LISTED RECORDS:
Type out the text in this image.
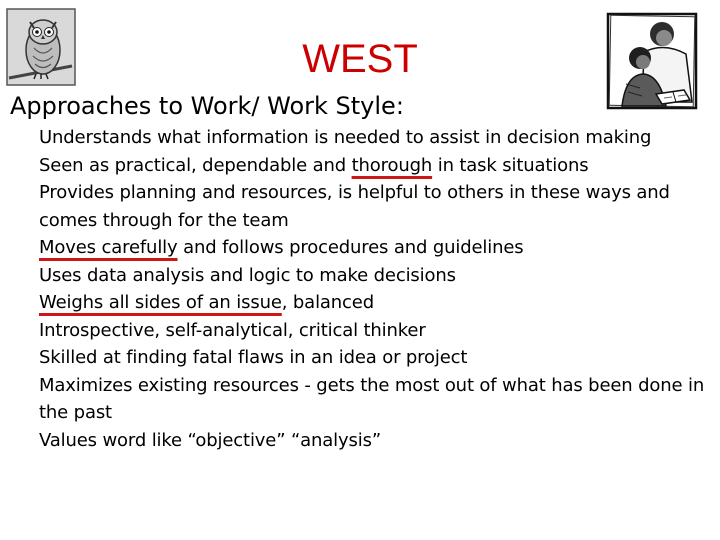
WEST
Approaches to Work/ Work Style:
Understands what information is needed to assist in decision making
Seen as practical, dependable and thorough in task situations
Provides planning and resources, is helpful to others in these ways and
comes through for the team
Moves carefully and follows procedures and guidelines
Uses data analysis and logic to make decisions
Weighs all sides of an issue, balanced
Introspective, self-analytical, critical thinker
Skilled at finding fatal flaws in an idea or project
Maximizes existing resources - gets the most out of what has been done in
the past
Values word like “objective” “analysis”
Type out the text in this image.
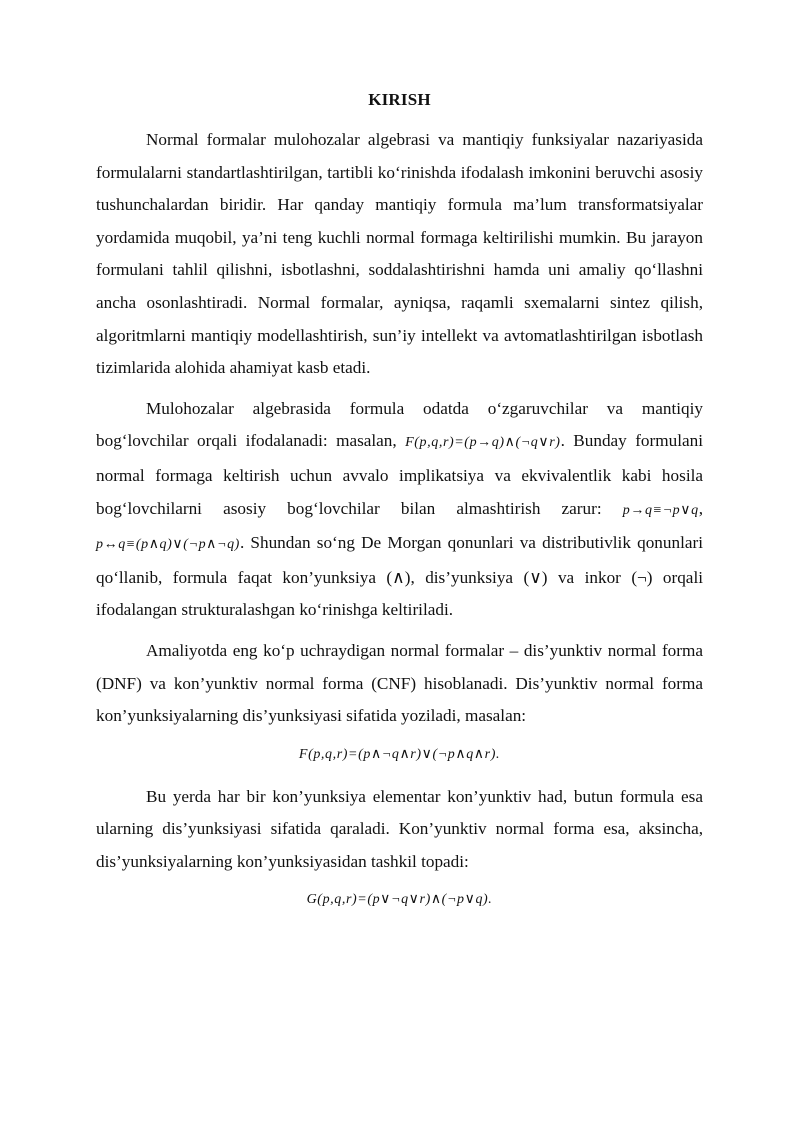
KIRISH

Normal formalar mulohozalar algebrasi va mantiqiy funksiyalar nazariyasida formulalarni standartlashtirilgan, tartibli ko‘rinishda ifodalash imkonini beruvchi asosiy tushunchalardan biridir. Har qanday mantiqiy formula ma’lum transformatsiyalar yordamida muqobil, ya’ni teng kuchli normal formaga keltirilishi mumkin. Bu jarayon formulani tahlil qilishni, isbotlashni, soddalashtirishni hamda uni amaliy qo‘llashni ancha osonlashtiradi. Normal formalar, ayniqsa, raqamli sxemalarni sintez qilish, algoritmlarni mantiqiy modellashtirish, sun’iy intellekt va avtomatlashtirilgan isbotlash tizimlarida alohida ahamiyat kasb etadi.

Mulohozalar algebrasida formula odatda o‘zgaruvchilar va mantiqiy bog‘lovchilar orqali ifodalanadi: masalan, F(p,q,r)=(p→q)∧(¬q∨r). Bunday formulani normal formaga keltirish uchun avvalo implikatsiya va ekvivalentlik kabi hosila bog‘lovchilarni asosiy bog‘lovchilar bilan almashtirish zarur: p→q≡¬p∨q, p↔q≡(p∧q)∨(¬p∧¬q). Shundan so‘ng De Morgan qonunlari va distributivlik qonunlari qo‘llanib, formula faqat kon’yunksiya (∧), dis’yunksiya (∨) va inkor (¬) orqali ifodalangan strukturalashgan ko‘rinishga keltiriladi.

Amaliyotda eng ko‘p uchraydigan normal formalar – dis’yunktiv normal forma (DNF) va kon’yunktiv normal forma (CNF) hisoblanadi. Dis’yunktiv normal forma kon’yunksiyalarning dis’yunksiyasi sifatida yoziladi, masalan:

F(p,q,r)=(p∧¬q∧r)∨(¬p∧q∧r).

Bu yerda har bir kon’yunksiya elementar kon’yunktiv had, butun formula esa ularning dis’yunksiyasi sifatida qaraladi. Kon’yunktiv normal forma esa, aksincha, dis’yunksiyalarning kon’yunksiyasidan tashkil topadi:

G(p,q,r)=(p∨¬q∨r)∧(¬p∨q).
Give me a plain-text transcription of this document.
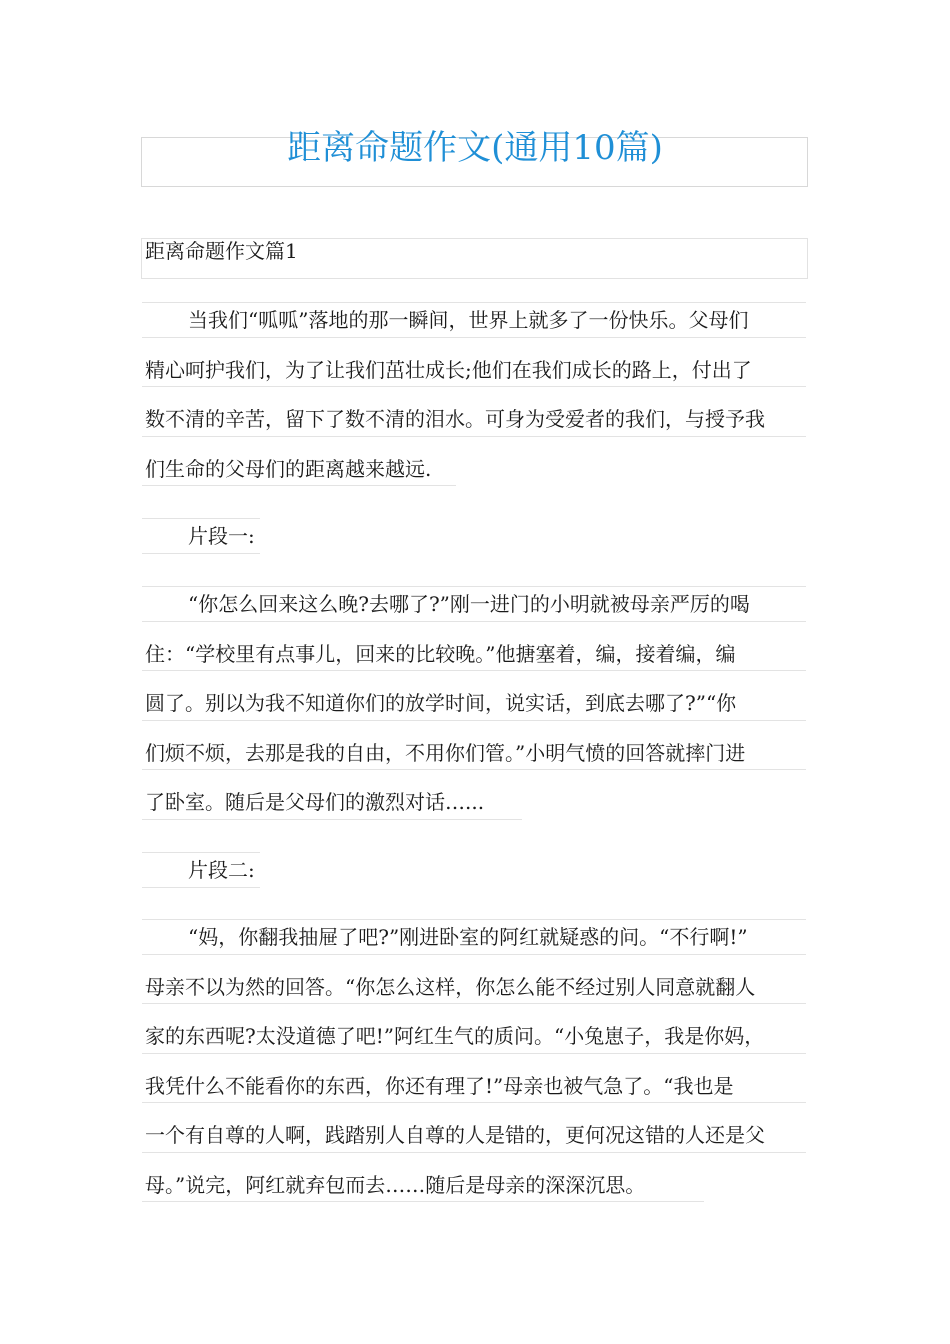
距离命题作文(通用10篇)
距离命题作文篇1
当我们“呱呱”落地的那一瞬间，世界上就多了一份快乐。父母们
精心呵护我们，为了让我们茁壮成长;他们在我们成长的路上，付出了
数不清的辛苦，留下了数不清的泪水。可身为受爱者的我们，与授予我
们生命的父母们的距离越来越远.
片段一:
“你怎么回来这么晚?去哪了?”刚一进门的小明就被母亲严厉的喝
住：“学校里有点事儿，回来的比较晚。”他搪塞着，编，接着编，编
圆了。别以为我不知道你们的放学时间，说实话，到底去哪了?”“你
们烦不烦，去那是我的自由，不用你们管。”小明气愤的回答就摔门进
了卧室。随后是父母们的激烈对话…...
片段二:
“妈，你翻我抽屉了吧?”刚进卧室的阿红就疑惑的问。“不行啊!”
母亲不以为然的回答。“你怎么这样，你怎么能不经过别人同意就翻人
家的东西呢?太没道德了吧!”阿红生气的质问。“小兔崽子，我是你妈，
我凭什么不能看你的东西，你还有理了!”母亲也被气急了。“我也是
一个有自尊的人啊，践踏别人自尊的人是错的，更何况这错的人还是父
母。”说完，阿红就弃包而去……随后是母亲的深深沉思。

SHORT TASK: Locate the lines above that hold the word "analysis". Show every one of them.

SOLUTION TO THIS PROBLEM:
Uses data analysis and logic to make decisions
Values word like “objective” “analysis”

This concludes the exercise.